EXERCISE PROMPT: Only the pictures are to be left out; set down the rest of the records exactly.

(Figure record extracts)

---*---

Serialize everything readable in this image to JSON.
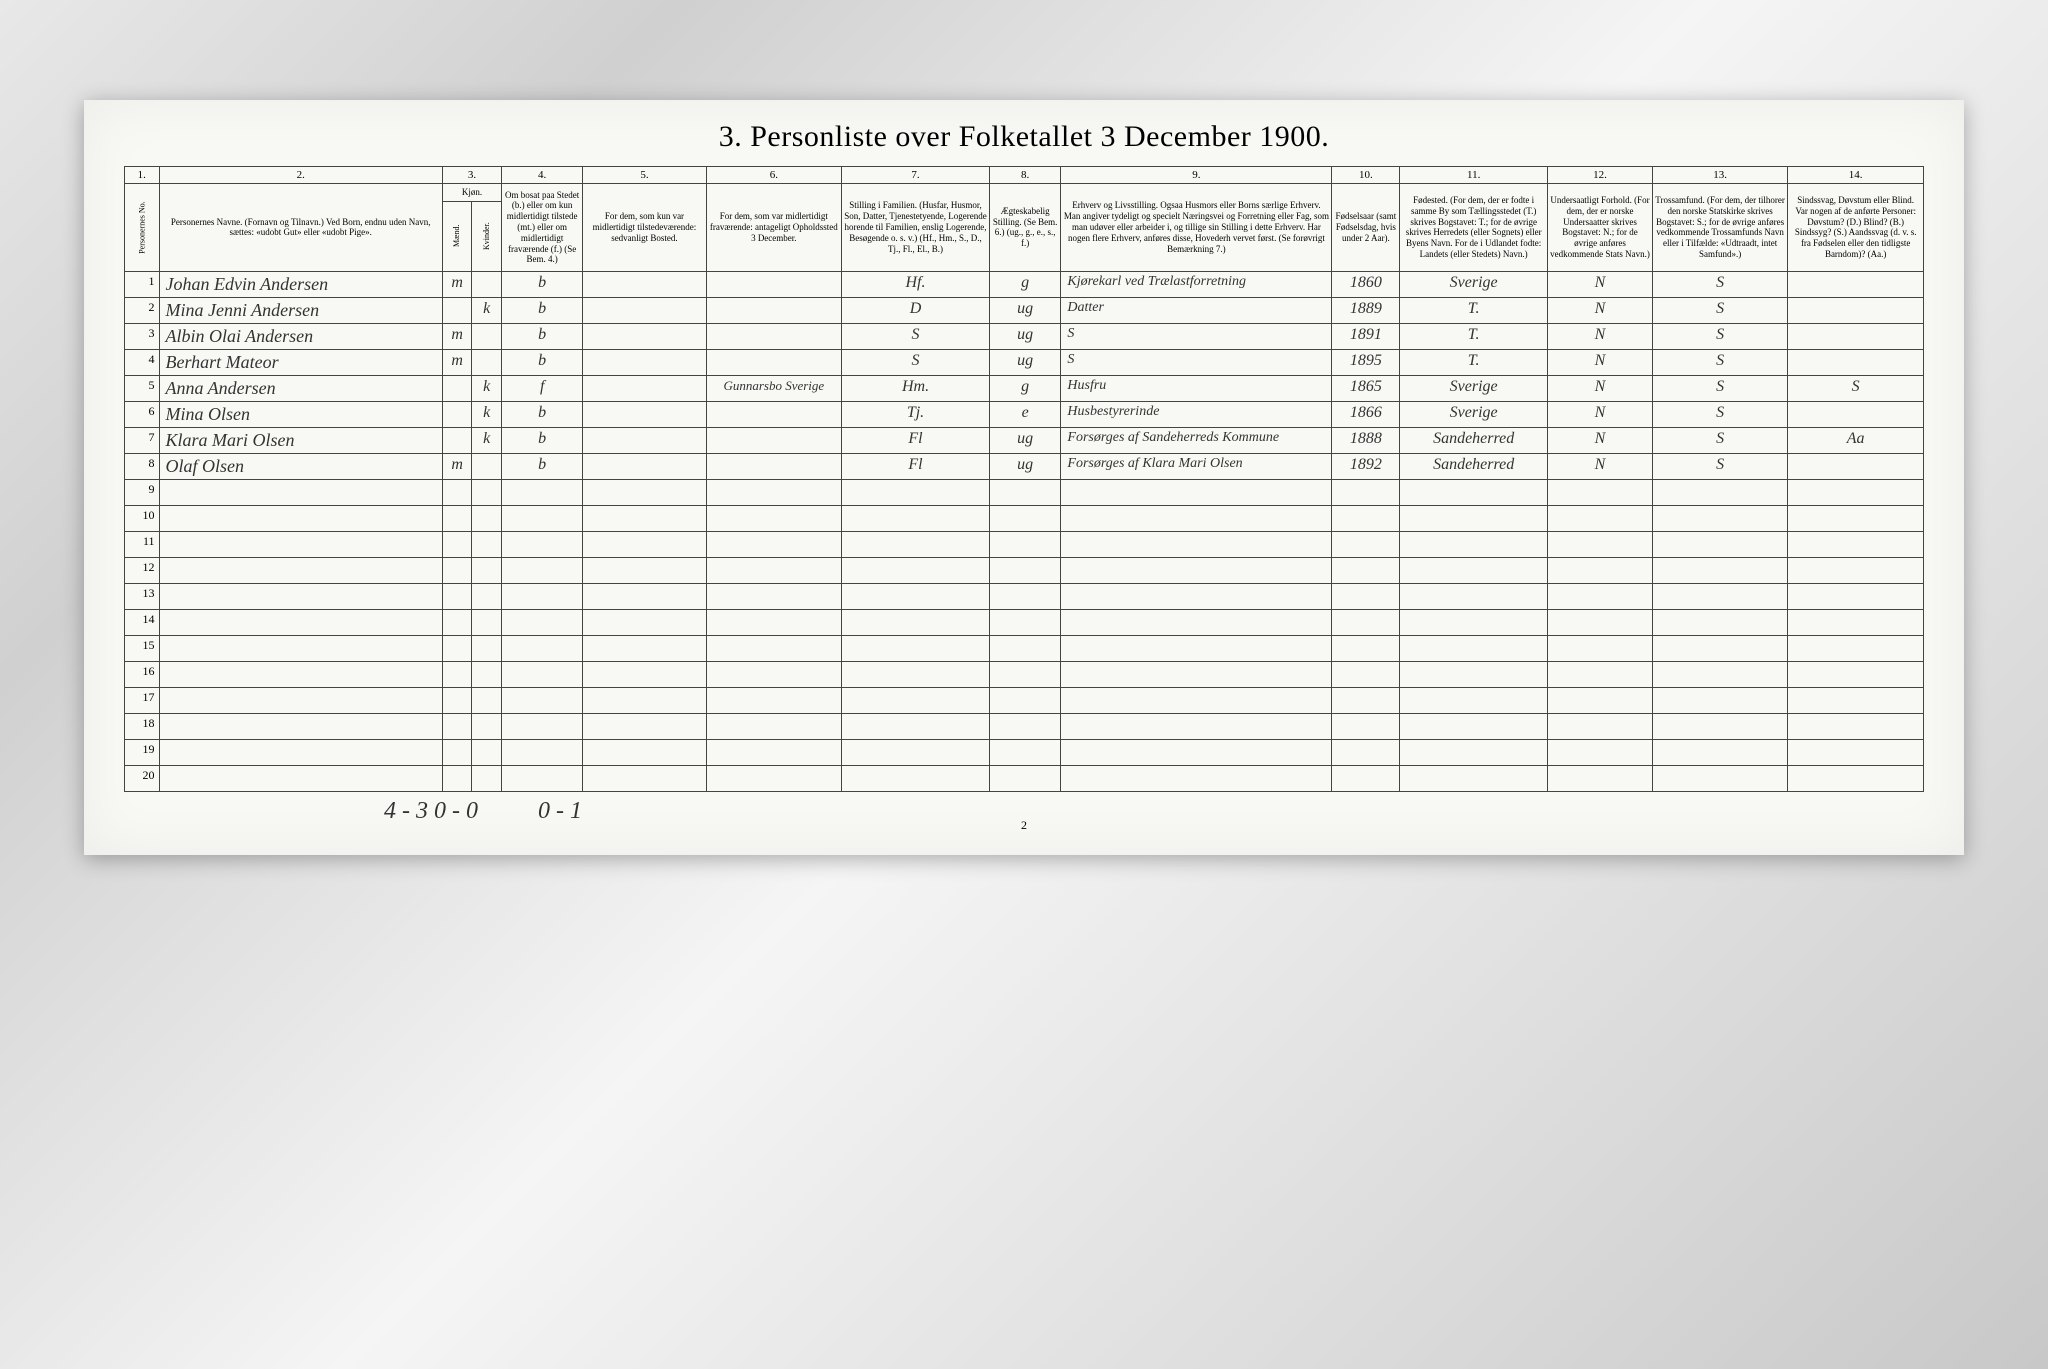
{
  "title": "3. Personliste over Folketallet 3 December 1900.",
  "columns": {
    "nums": [
      "1.",
      "2.",
      "3.",
      "4.",
      "5.",
      "6.",
      "7.",
      "8.",
      "9.",
      "10.",
      "11.",
      "12.",
      "13.",
      "14."
    ],
    "headers": {
      "c1": "Personernes No.",
      "c2": "Personernes Navne.\n(Fornavn og Tilnavn.)\nVed Born, endnu uden Navn, sættes: «udobt Gut» eller «udobt Pige».",
      "c3": "Kjøn.",
      "c3a": "Mænd.",
      "c3b": "Kvinder.",
      "c3sub": "m. k.",
      "c4": "Om bosat paa Stedet (b.) eller om kun midlertidigt tilstede (mt.) eller om midlertidigt fraværende (f.)\n(Se Bem. 4.)",
      "c5": "For dem, som kun var midlertidigt tilstedeværende:\nsedvanligt Bosted.",
      "c6": "For dem, som var midlertidigt fraværende:\nantageligt Opholdssted 3 December.",
      "c7": "Stilling i Familien.\n(Husfar, Husmor, Son, Datter, Tjenestetyende, Logerende horende til Familien, enslig Logerende, Besøgende o. s. v.)\n(Hf., Hm., S., D., Tj., Fl., El., B.)",
      "c8": "Ægteskabelig Stilling.\n(Se Bem. 6.)\n(ug., g., e., s., f.)",
      "c9": "Erhverv og Livsstilling.\nOgsaa Husmors eller Borns særlige Erhverv. Man angiver tydeligt og specielt Næringsvei og Forretning eller Fag, som man udøver eller arbeider i, og tillige sin Stilling i dette Erhverv. Har nogen flere Erhverv, anføres disse, Hovederh vervet først.\n(Se forøvrigt Bemærkning 7.)",
      "c10": "Fødselsaar\n(samt Fødselsdag, hvis under 2 Aar).",
      "c11": "Fødested.\n(For dem, der er fodte i samme By som Tællingsstedet (T.) skrives Bogstavet: T.; for de øvrige skrives Herredets (eller Sognets) eller Byens Navn. For de i Udlandet fodte: Landets (eller Stedets) Navn.)",
      "c12": "Undersaatligt Forhold.\n(For dem, der er norske Undersaatter skrives Bogstavet: N.; for de øvrige anføres vedkommende Stats Navn.)",
      "c13": "Trossamfund.\n(For dem, der tilhorer den norske Statskirke skrives Bogstavet: S.; for de øvrige anføres vedkommende Trossamfunds Navn eller i Tilfælde: «Udtraadt, intet Samfund».)",
      "c14": "Sindssvag, Døvstum eller Blind.\nVar nogen af de anførte Personer: Døvstum? (D.) Blind? (B.) Sindssyg? (S.) Aandssvag (d. v. s. fra Fødselen eller den tidligste Barndom)? (Aa.)"
    }
  },
  "rows": [
    {
      "n": "1",
      "name": "Johan Edvin Andersen",
      "sex": "m",
      "res": "b",
      "c5": "",
      "c6": "",
      "fam": "Hf.",
      "mar": "g",
      "occ": "Kjørekarl ved Trælastforretning",
      "year": "1860",
      "place": "Sverige",
      "nat": "N",
      "rel": "S",
      "dis": ""
    },
    {
      "n": "2",
      "name": "Mina Jenni Andersen",
      "sex": "k",
      "res": "b",
      "c5": "",
      "c6": "",
      "fam": "D",
      "mar": "ug",
      "occ": "Datter",
      "year": "1889",
      "place": "T.",
      "nat": "N",
      "rel": "S",
      "dis": ""
    },
    {
      "n": "3",
      "name": "Albin Olai Andersen",
      "sex": "m",
      "res": "b",
      "c5": "",
      "c6": "",
      "fam": "S",
      "mar": "ug",
      "occ": "S",
      "year": "1891",
      "place": "T.",
      "nat": "N",
      "rel": "S",
      "dis": ""
    },
    {
      "n": "4",
      "name": "Berhart Mateor",
      "sex": "m",
      "res": "b",
      "c5": "",
      "c6": "",
      "fam": "S",
      "mar": "ug",
      "occ": "S",
      "year": "1895",
      "place": "T.",
      "nat": "N",
      "rel": "S",
      "dis": ""
    },
    {
      "n": "5",
      "name": "Anna Andersen",
      "sex": "k",
      "res": "f",
      "c5": "",
      "c6": "Gunnarsbo Sverige",
      "fam": "Hm.",
      "mar": "g",
      "occ": "Husfru",
      "year": "1865",
      "place": "Sverige",
      "nat": "N",
      "rel": "S",
      "dis": "S"
    },
    {
      "n": "6",
      "name": "Mina Olsen",
      "sex": "k",
      "res": "b",
      "c5": "",
      "c6": "",
      "fam": "Tj.",
      "mar": "e",
      "occ": "Husbestyrerinde",
      "year": "1866",
      "place": "Sverige",
      "nat": "N",
      "rel": "S",
      "dis": ""
    },
    {
      "n": "7",
      "name": "Klara Mari Olsen",
      "sex": "k",
      "res": "b",
      "c5": "",
      "c6": "",
      "fam": "Fl",
      "mar": "ug",
      "occ": "Forsørges af Sandeherreds Kommune",
      "year": "1888",
      "place": "Sandeherred",
      "nat": "N",
      "rel": "S",
      "dis": "Aa"
    },
    {
      "n": "8",
      "name": "Olaf Olsen",
      "sex": "m",
      "res": "b",
      "c5": "",
      "c6": "",
      "fam": "Fl",
      "mar": "ug",
      "occ": "Forsørges af Klara Mari Olsen",
      "year": "1892",
      "place": "Sandeherred",
      "nat": "N",
      "rel": "S",
      "dis": ""
    }
  ],
  "empty_rows": [
    "9",
    "10",
    "11",
    "12",
    "13",
    "14",
    "15",
    "16",
    "17",
    "18",
    "19",
    "20"
  ],
  "footer": {
    "left": "4 - 3   0 - 0",
    "mid": "0 - 1",
    "page": "2"
  }
}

---*---

RESULT OF THE TASK:
Serialize everything readable in this image to JSON.
{
  "title": "3. Personliste over Folketallet 3 December 1900.",
  "columns": {
    "nums": [
      "1.",
      "2.",
      "3.",
      "4.",
      "5.",
      "6.",
      "7.",
      "8.",
      "9.",
      "10.",
      "11.",
      "12.",
      "13.",
      "14."
    ],
    "headers": {
      "c1": "Personernes No.",
      "c2": "Personernes Navne.\n(Fornavn og Tilnavn.)\nVed Born, endnu uden Navn, sættes: «udobt Gut» eller «udobt Pige».",
      "c3": "Kjøn.",
      "c3a": "Mænd.",
      "c3b": "Kvinder.",
      "c3sub": "m. k.",
      "c4": "Om bosat paa Stedet (b.) eller om kun midlertidigt tilstede (mt.) eller om midlertidigt fraværende (f.)\n(Se Bem. 4.)",
      "c5": "For dem, som kun var midlertidigt tilstedeværende:\nsedvanligt Bosted.",
      "c6": "For dem, som var midlertidigt fraværende:\nantageligt Opholdssted 3 December.",
      "c7": "Stilling i Familien.\n(Husfar, Husmor, Son, Datter, Tjenestetyende, Logerende horende til Familien, enslig Logerende, Besøgende o. s. v.)\n(Hf., Hm., S., D., Tj., Fl., El., B.)",
      "c8": "Ægteskabelig Stilling.\n(Se Bem. 6.)\n(ug., g., e., s., f.)",
      "c9": "Erhverv og Livsstilling.\nOgsaa Husmors eller Borns særlige Erhverv. Man angiver tydeligt og specielt Næringsvei og Forretning eller Fag, som man udøver eller arbeider i, og tillige sin Stilling i dette Erhverv. Har nogen flere Erhverv, anføres disse, Hovederh vervet først.\n(Se forøvrigt Bemærkning 7.)",
      "c10": "Fødselsaar\n(samt Fødselsdag, hvis under 2 Aar).",
      "c11": "Fødested.\n(For dem, der er fodte i samme By som Tællingsstedet (T.) skrives Bogstavet: T.; for de øvrige skrives Herredets (eller Sognets) eller Byens Navn. For de i Udlandet fodte: Landets (eller Stedets) Navn.)",
      "c12": "Undersaatligt Forhold.\n(For dem, der er norske Undersaatter skrives Bogstavet: N.; for de øvrige anføres vedkommende Stats Navn.)",
      "c13": "Trossamfund.\n(For dem, der tilhorer den norske Statskirke skrives Bogstavet: S.; for de øvrige anføres vedkommende Trossamfunds Navn eller i Tilfælde: «Udtraadt, intet Samfund».)",
      "c14": "Sindssvag, Døvstum eller Blind.\nVar nogen af de anførte Personer: Døvstum? (D.) Blind? (B.) Sindssyg? (S.) Aandssvag (d. v. s. fra Fødselen eller den tidligste Barndom)? (Aa.)"
    }
  },
  "rows": [
    {
      "n": "1",
      "name": "Johan Edvin Andersen",
      "sex": "m",
      "res": "b",
      "c5": "",
      "c6": "",
      "fam": "Hf.",
      "mar": "g",
      "occ": "Kjørekarl ved Trælastforretning",
      "year": "1860",
      "place": "Sverige",
      "nat": "N",
      "rel": "S",
      "dis": ""
    },
    {
      "n": "2",
      "name": "Mina Jenni Andersen",
      "sex": "k",
      "res": "b",
      "c5": "",
      "c6": "",
      "fam": "D",
      "mar": "ug",
      "occ": "Datter",
      "year": "1889",
      "place": "T.",
      "nat": "N",
      "rel": "S",
      "dis": ""
    },
    {
      "n": "3",
      "name": "Albin Olai Andersen",
      "sex": "m",
      "res": "b",
      "c5": "",
      "c6": "",
      "fam": "S",
      "mar": "ug",
      "occ": "S",
      "year": "1891",
      "place": "T.",
      "nat": "N",
      "rel": "S",
      "dis": ""
    },
    {
      "n": "4",
      "name": "Berhart Mateor",
      "sex": "m",
      "res": "b",
      "c5": "",
      "c6": "",
      "fam": "S",
      "mar": "ug",
      "occ": "S",
      "year": "1895",
      "place": "T.",
      "nat": "N",
      "rel": "S",
      "dis": ""
    },
    {
      "n": "5",
      "name": "Anna Andersen",
      "sex": "k",
      "res": "f",
      "c5": "",
      "c6": "Gunnarsbo Sverige",
      "fam": "Hm.",
      "mar": "g",
      "occ": "Husfru",
      "year": "1865",
      "place": "Sverige",
      "nat": "N",
      "rel": "S",
      "dis": "S"
    },
    {
      "n": "6",
      "name": "Mina Olsen",
      "sex": "k",
      "res": "b",
      "c5": "",
      "c6": "",
      "fam": "Tj.",
      "mar": "e",
      "occ": "Husbestyrerinde",
      "year": "1866",
      "place": "Sverige",
      "nat": "N",
      "rel": "S",
      "dis": ""
    },
    {
      "n": "7",
      "name": "Klara Mari Olsen",
      "sex": "k",
      "res": "b",
      "c5": "",
      "c6": "",
      "fam": "Fl",
      "mar": "ug",
      "occ": "Forsørges af Sandeherreds Kommune",
      "year": "1888",
      "place": "Sandeherred",
      "nat": "N",
      "rel": "S",
      "dis": "Aa"
    },
    {
      "n": "8",
      "name": "Olaf Olsen",
      "sex": "m",
      "res": "b",
      "c5": "",
      "c6": "",
      "fam": "Fl",
      "mar": "ug",
      "occ": "Forsørges af Klara Mari Olsen",
      "year": "1892",
      "place": "Sandeherred",
      "nat": "N",
      "rel": "S",
      "dis": ""
    }
  ],
  "empty_rows": [
    "9",
    "10",
    "11",
    "12",
    "13",
    "14",
    "15",
    "16",
    "17",
    "18",
    "19",
    "20"
  ],
  "footer": {
    "left": "4 - 3   0 - 0",
    "mid": "0 - 1",
    "page": "2"
  }
}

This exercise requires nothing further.